**TASK DESCRIPTION:** Your task is to transcribe, word for word, the line containing "Read out every word on this page." and all lines that follow it to the end of the entries. Leave out the pictures.

■ ■ ■ ■ ■ ■ ■

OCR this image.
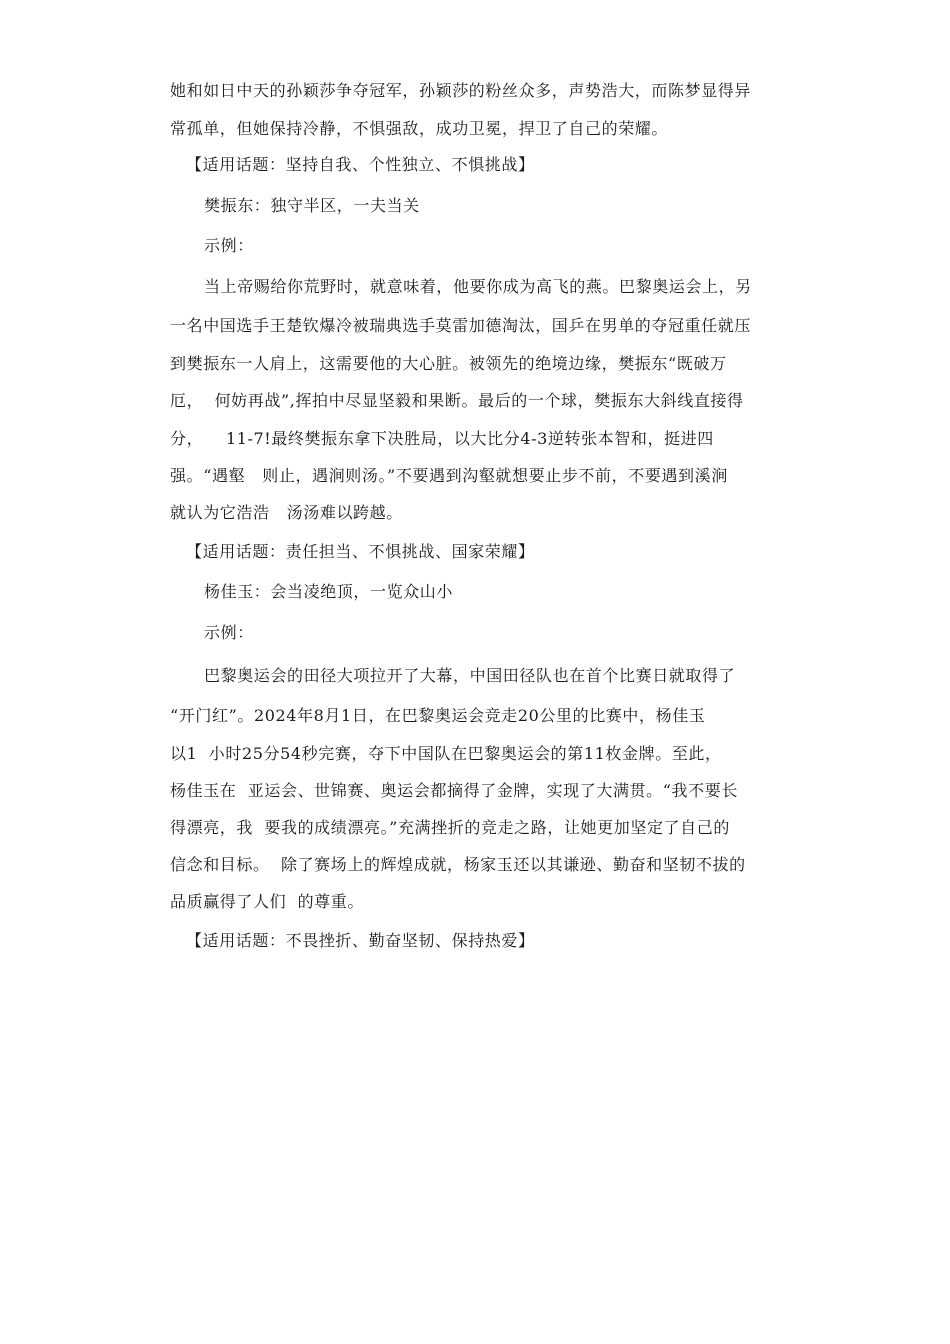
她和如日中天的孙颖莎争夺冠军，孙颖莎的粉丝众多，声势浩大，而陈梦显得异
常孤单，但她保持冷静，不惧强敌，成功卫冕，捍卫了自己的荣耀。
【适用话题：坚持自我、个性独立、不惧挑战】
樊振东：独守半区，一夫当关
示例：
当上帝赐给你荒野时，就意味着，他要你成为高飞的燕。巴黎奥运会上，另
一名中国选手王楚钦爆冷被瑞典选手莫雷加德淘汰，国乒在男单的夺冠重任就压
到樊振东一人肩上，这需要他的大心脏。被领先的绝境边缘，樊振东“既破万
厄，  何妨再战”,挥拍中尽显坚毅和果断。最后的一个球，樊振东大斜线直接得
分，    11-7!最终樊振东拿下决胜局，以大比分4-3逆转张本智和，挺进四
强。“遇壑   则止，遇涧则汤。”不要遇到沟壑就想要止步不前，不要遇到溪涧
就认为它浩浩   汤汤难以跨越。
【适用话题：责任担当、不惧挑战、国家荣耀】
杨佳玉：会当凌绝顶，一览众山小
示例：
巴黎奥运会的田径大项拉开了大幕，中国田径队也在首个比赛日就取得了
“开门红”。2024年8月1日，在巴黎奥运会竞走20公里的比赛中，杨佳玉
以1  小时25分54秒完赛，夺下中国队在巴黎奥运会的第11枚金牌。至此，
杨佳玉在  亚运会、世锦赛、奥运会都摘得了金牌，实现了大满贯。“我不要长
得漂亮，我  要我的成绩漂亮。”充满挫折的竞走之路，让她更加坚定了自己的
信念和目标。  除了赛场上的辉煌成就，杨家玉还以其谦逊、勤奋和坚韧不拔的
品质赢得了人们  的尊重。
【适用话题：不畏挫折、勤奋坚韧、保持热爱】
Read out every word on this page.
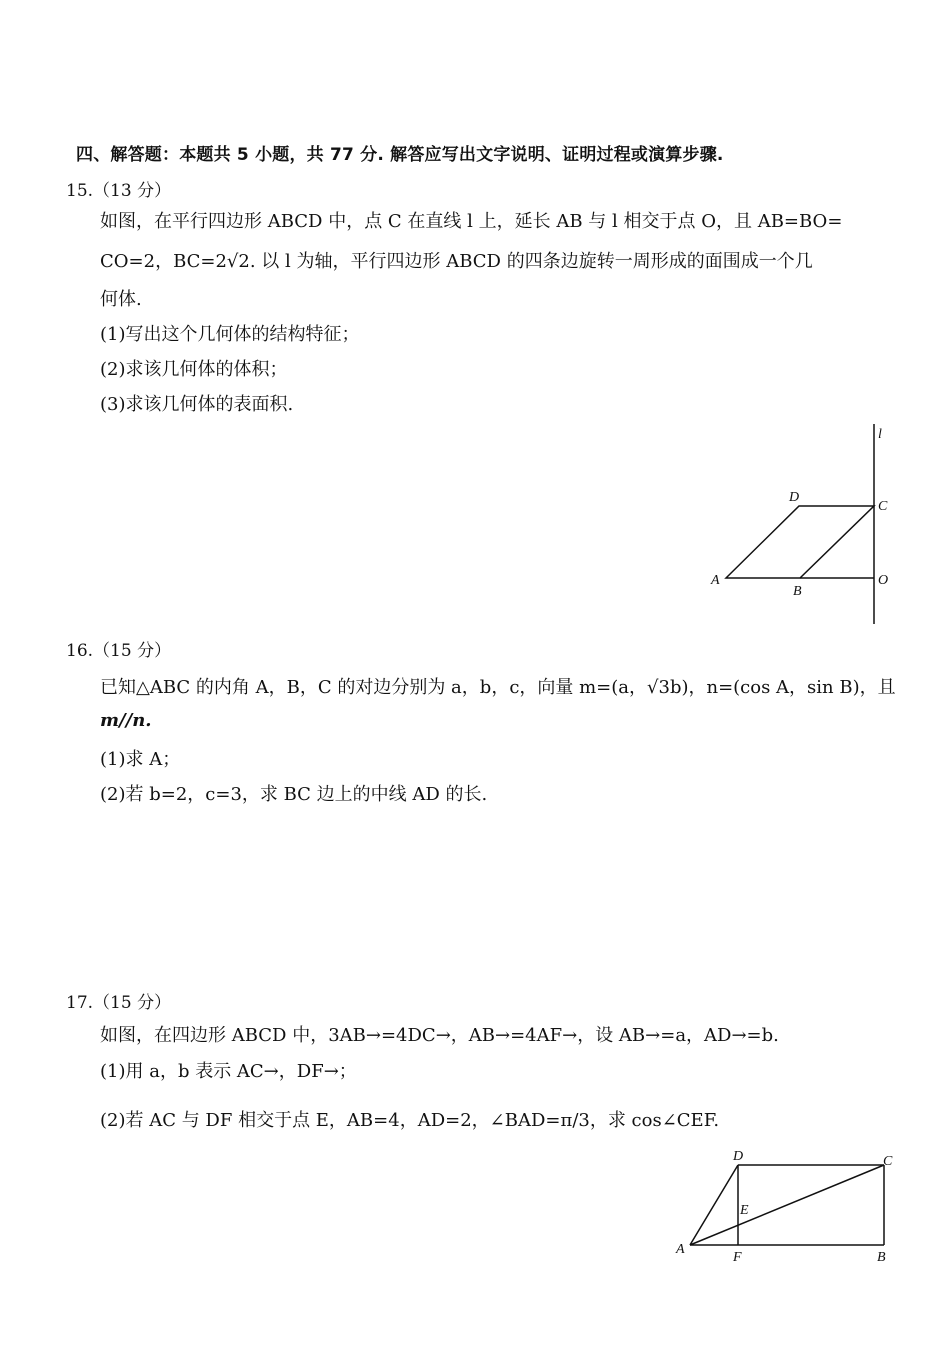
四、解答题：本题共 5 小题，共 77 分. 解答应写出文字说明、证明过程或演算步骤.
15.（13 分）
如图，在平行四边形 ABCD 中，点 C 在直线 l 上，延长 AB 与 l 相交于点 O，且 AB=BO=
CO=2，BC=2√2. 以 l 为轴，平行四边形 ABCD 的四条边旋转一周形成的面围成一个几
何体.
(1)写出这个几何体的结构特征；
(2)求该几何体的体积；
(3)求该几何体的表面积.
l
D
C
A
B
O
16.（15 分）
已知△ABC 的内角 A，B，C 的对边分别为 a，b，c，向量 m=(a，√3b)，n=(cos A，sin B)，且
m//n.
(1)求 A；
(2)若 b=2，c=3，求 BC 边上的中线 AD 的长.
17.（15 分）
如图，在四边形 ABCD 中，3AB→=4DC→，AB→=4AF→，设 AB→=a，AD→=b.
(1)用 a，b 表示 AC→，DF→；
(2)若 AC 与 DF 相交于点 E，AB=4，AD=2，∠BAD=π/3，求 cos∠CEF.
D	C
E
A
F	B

■ ■ ■ ■ ■ ■ ■

**THE RESULT:**
Read out every word on this page.
四、解答题：本题共 5 小题，共 77 分. 解答应写出文字说明、证明过程或演算步骤.
15.（13 分）
如图，在平行四边形 ABCD 中，点 C 在直线 l 上，延长 AB 与 l 相交于点 O，且 AB=BO=
CO=2，BC=2√2. 以 l 为轴，平行四边形 ABCD 的四条边旋转一周形成的面围成一个几
何体.
(1)写出这个几何体的结构特征；
(2)求该几何体的体积；
(3)求该几何体的表面积.
l
D
C
A
B
O
16.（15 分）
已知△ABC 的内角 A，B，C 的对边分别为 a，b，c，向量 m=(a，√3b)，n=(cos A，sin B)，且
m//n.
(1)求 A；
(2)若 b=2，c=3，求 BC 边上的中线 AD 的长.
17.（15 分）
如图，在四边形 ABCD 中，3AB→=4DC→，AB→=4AF→，设 AB→=a，AD→=b.
(1)用 a，b 表示 AC→，DF→；
(2)若 AC 与 DF 相交于点 E，AB=4，AD=2，∠BAD=π/3，求 cos∠CEF.
D	C
E
A
F	B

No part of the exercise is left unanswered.